Texto de lectura →
────────────────

Los muchachos de Luis de la Fuente recorrieron Madrid en un autobús con el lema 'Reyes del Mundo' tras ganar el Mundial de 2026 a Argentina. El Gobierno cifró a los asistentes en torno a los dos millones de personas entre Zarzuela, Moncloa y Cibeles.
Madrid amaneció ayer teñida de rojo. Menos de 24 horas después de levantar la segunda Copa del Mundo de su historia, la selección española recorrió el centro de la capital subida a un autobús descapotable con el lema 'Reyes del Mundo' y dos estrellas doradas pintadas en el lateral.
Los jugadores bailaron y cantaron por las calles de Madrid ante aficionados eufóricos, las estimaciones del Gobierno hablan de cerca de dos millones de personas congregadas en la capital para ver a los jugadores, muchas vestidas de rojo, oro y con la ya famosa equipación blanca que ha hecho furor entre los seguidores del equipo. La jornada arrancó en el Palacio de la Zarzuela y se cerró, ya con música en directo, en la Plaza de Cibeles.

────────────────

Entradas sacadas de una colección:
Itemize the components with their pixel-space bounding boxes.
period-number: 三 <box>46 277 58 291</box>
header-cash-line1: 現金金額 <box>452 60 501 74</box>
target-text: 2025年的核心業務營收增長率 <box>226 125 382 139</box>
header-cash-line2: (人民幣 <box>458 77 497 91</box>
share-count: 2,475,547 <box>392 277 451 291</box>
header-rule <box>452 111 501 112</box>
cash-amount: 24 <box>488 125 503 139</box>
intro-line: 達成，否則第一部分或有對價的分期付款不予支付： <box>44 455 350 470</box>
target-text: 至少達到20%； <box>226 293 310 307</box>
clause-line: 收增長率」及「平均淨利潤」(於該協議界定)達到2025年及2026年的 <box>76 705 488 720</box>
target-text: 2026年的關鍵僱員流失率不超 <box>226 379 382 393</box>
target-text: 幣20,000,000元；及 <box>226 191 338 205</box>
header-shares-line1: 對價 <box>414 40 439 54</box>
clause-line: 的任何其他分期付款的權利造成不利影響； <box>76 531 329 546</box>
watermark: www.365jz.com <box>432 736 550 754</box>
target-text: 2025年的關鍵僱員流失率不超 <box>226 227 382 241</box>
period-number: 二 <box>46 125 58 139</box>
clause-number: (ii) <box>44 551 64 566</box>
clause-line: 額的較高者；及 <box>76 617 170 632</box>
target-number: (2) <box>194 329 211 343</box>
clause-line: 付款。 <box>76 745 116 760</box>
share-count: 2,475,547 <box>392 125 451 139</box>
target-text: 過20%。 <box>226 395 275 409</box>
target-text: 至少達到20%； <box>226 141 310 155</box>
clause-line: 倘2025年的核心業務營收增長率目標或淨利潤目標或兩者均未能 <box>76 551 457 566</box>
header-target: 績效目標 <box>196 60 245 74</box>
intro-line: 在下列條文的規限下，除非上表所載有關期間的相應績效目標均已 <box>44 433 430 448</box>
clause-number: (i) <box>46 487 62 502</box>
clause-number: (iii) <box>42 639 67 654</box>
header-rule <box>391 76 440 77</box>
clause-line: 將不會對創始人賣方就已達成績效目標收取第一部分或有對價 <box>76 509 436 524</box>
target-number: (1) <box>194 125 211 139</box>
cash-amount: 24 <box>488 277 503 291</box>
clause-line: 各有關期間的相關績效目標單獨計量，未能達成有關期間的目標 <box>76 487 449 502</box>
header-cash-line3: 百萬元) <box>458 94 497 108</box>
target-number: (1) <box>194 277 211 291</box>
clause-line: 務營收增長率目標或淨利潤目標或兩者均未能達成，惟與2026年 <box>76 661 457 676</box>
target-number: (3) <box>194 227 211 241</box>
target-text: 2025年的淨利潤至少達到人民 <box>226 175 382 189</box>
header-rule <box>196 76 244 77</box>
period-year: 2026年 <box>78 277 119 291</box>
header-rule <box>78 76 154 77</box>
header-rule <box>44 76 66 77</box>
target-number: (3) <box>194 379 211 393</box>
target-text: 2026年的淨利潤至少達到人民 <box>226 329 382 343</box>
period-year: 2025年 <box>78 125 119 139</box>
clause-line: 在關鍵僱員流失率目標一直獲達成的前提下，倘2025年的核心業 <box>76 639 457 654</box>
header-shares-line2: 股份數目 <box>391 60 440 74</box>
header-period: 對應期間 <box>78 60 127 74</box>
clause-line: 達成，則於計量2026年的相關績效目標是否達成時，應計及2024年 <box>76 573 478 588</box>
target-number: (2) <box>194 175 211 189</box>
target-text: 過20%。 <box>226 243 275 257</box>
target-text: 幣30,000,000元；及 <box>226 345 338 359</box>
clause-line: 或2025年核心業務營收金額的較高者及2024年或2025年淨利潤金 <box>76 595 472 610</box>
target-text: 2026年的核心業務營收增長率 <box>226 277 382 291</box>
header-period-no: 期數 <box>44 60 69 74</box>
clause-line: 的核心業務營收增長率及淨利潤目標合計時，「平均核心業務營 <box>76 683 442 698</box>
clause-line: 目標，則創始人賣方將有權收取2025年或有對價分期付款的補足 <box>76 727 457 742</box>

────────────────

Tareas pendientes →
a. Devuelve, sin cambiar nada, el fragmento del texto sobre la celebración en Madrid que empieza con las palabras que contienen "Madrid amaneció ayer" y termina con "Plaza de Cibeles.".
b. Di si cada frase coincide con el texto sobre la celebración en Madrid y responde sí o no citando las palabras del texto que lo deciden: (i) el autobús llevaba tres estrellas doradas pintadas en el lateral; (ii) la jornada empezó en el Palacio de la Zarzuela; (iii) España ganó el Mundial de 2026 a Brasil.
El listado es material aparte y no tiene que ver con el texto.

Respuestas en orden →
a.
Madrid amaneció ayer teñida de rojo. Menos de 24 horas después de levantar la segunda Copa del Mundo de su historia, la selección española recorrió el centro de la capital subida a un autobús descapotable con el lema 'Reyes del Mundo' y dos estrellas doradas pintadas en el lateral.
Los jugadores bailaron y cantaron por las calles de Madrid ante aficionados eufóricos, las estimaciones del Gobierno hablan de cerca de dos millones de personas congregadas en la capital para ver a los jugadores, muchas vestidas de rojo, oro y con la ya famosa equipación blanca que ha hecho furor entre los seguidores del equipo. La jornada arrancó en el Palacio de la Zarzuela y se cerró, ya con música en directo, en la Plaza de Cibeles.

b.
(i) No: «dos estrellas doradas pintadas en el lateral».
(ii) Sí: «La jornada arrancó en el Palacio de la Zarzuela».
(iii) No: «tras ganar el Mundial de 2026 a Argentina».